Work to complete: Provide an exact transcription of all the records.

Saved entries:
## begin

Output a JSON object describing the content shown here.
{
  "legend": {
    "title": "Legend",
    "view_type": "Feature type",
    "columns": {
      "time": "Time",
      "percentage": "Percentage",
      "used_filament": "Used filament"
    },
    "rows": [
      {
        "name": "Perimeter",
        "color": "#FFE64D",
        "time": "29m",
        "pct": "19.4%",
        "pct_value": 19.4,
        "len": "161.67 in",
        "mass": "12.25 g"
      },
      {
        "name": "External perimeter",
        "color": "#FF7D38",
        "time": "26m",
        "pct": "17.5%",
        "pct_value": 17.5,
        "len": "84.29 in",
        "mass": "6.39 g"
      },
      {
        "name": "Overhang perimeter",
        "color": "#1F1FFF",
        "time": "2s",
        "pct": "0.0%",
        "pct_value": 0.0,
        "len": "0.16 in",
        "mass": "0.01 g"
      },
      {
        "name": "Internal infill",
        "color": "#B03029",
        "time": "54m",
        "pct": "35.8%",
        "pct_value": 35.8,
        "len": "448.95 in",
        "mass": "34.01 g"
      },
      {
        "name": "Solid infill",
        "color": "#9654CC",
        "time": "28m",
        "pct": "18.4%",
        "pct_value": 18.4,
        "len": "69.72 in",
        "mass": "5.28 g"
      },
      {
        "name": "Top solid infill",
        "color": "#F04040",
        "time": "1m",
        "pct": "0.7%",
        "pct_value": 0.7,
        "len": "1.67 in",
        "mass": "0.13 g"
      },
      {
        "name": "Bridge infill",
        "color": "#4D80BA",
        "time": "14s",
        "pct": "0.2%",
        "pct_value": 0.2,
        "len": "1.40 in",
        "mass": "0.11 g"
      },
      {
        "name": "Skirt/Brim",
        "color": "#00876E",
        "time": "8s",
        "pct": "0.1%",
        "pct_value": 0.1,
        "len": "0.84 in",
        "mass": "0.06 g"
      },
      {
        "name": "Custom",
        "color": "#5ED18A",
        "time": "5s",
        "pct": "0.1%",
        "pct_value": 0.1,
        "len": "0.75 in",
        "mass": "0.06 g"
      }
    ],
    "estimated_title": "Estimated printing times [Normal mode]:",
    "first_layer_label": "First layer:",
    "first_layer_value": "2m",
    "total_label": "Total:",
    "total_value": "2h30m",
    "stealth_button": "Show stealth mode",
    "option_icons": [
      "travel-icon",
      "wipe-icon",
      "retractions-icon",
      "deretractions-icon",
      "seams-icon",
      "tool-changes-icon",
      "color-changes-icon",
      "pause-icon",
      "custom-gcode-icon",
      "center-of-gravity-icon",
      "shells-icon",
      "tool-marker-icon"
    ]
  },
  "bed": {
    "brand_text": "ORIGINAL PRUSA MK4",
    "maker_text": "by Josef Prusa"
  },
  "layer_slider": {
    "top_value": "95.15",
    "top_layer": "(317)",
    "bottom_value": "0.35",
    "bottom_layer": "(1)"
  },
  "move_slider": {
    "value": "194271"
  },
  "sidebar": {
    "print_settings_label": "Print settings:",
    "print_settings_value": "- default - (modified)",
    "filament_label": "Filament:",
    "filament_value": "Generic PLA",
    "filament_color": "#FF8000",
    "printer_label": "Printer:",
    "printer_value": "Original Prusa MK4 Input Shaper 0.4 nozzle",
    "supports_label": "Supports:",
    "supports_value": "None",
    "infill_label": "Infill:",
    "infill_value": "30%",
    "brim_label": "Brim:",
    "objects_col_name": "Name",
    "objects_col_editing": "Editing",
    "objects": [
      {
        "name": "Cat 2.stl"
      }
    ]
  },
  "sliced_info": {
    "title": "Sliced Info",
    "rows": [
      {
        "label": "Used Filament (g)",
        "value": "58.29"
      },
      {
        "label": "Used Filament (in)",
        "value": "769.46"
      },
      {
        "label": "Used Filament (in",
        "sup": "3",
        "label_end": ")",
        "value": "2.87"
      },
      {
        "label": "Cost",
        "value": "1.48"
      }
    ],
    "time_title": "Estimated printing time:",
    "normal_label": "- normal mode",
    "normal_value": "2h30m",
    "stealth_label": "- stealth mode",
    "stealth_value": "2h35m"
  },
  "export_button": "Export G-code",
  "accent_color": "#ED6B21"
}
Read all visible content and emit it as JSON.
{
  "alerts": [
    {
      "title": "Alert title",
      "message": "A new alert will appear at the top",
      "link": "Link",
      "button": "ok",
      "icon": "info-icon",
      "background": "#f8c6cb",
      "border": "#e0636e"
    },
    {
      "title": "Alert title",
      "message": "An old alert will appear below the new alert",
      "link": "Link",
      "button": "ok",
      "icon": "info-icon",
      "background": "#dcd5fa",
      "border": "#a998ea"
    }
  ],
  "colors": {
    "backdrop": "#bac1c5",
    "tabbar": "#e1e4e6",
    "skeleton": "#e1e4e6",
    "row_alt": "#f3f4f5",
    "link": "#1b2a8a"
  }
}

## end

Answer to this problem:
Output a JSON object describing the content shown here.
{
  "legend": {
    "title": "Legend",
    "view_type": "Feature type",
    "columns": {
      "time": "Time",
      "percentage": "Percentage",
      "used_filament": "Used filament"
    },
    "rows": [
      {
        "name": "Perimeter",
        "color": "#FFE64D",
        "time": "29m",
        "pct": "19.4%",
        "pct_value": 19.4,
        "len": "161.67 in",
        "mass": "12.25 g"
      },
      {
        "name": "External perimeter",
        "color": "#FF7D38",
        "time": "26m",
        "pct": "17.5%",
        "pct_value": 17.5,
        "len": "84.29 in",
        "mass": "6.39 g"
      },
      {
        "name": "Overhang perimeter",
        "color": "#1F1FFF",
        "time": "2s",
        "pct": "0.0%",
        "pct_value": 0.0,
        "len": "0.16 in",
        "mass": "0.01 g"
      },
      {
        "name": "Internal infill",
        "color": "#B03029",
        "time": "54m",
        "pct": "35.8%",
        "pct_value": 35.8,
        "len": "448.95 in",
        "mass": "34.01 g"
      },
      {
        "name": "Solid infill",
        "color": "#9654CC",
        "time": "28m",
        "pct": "18.4%",
        "pct_value": 18.4,
        "len": "69.72 in",
        "mass": "5.28 g"
      },
      {
        "name": "Top solid infill",
        "color": "#F04040",
        "time": "1m",
        "pct": "0.7%",
        "pct_value": 0.7,
        "len": "1.67 in",
        "mass": "0.13 g"
      },
      {
        "name": "Bridge infill",
        "color": "#4D80BA",
        "time": "14s",
        "pct": "0.2%",
        "pct_value": 0.2,
        "len": "1.40 in",
        "mass": "0.11 g"
      },
      {
        "name": "Skirt/Brim",
        "color": "#00876E",
        "time": "8s",
        "pct": "0.1%",
        "pct_value": 0.1,
        "len": "0.84 in",
        "mass": "0.06 g"
      },
      {
        "name": "Custom",
        "color": "#5ED18A",
        "time": "5s",
        "pct": "0.1%",
        "pct_value": 0.1,
        "len": "0.75 in",
        "mass": "0.06 g"
      }
    ],
    "estimated_title": "Estimated printing times [Normal mode]:",
    "first_layer_label": "First layer:",
    "first_layer_value": "2m",
    "total_label": "Total:",
    "total_value": "2h30m",
    "stealth_button": "Show stealth mode",
    "option_icons": [
      "travel-icon",
      "wipe-icon",
      "retractions-icon",
      "deretractions-icon",
      "seams-icon",
      "tool-changes-icon",
      "color-changes-icon",
      "pause-icon",
      "custom-gcode-icon",
      "center-of-gravity-icon",
      "shells-icon",
      "tool-marker-icon"
    ]
  },
  "bed": {
    "brand_text": "ORIGINAL PRUSA MK4",
    "maker_text": "by Josef Prusa"
  },
  "layer_slider": {
    "top_value": "95.15",
    "top_layer": "(317)",
    "bottom_value": "0.35",
    "bottom_layer": "(1)"
  },
  "move_slider": {
    "value": "194271"
  },
  "sidebar": {
    "print_settings_label": "Print settings:",
    "print_settings_value": "- default - (modified)",
    "filament_label": "Filament:",
    "filament_value": "Generic PLA",
    "filament_color": "#FF8000",
    "printer_label": "Printer:",
    "printer_value": "Original Prusa MK4 Input Shaper 0.4 nozzle",
    "supports_label": "Supports:",
    "supports_value": "None",
    "infill_label": "Infill:",
    "infill_value": "30%",
    "brim_label": "Brim:",
    "objects_col_name": "Name",
    "objects_col_editing": "Editing",
    "objects": [
      {
        "name": "Cat 2.stl"
      }
    ]
  },
  "sliced_info": {
    "title": "Sliced Info",
    "rows": [
      {
        "label": "Used Filament (g)",
        "value": "58.29"
      },
      {
        "label": "Used Filament (in)",
        "value": "769.46"
      },
      {
        "label": "Used Filament (in",
        "sup": "3",
        "label_end": ")",
        "value": "2.87"
      },
      {
        "label": "Cost",
        "value": "1.48"
      }
    ],
    "time_title": "Estimated printing time:",
    "normal_label": "- normal mode",
    "normal_value": "2h30m",
    "stealth_label": "- stealth mode",
    "stealth_value": "2h35m"
  },
  "export_button": "Export G-code",
  "accent_color": "#ED6B21"
}
Read all visible content and emit it as JSON.
{
  "alerts": [
    {
      "title": "Alert title",
      "message": "A new alert will appear at the top",
      "link": "Link",
      "button": "ok",
      "icon": "info-icon",
      "background": "#f8c6cb",
      "border": "#e0636e"
    },
    {
      "title": "Alert title",
      "message": "An old alert will appear below the new alert",
      "link": "Link",
      "button": "ok",
      "icon": "info-icon",
      "background": "#dcd5fa",
      "border": "#a998ea"
    }
  ],
  "colors": {
    "backdrop": "#bac1c5",
    "tabbar": "#e1e4e6",
    "skeleton": "#e1e4e6",
    "row_alt": "#f3f4f5",
    "link": "#1b2a8a"
  }
}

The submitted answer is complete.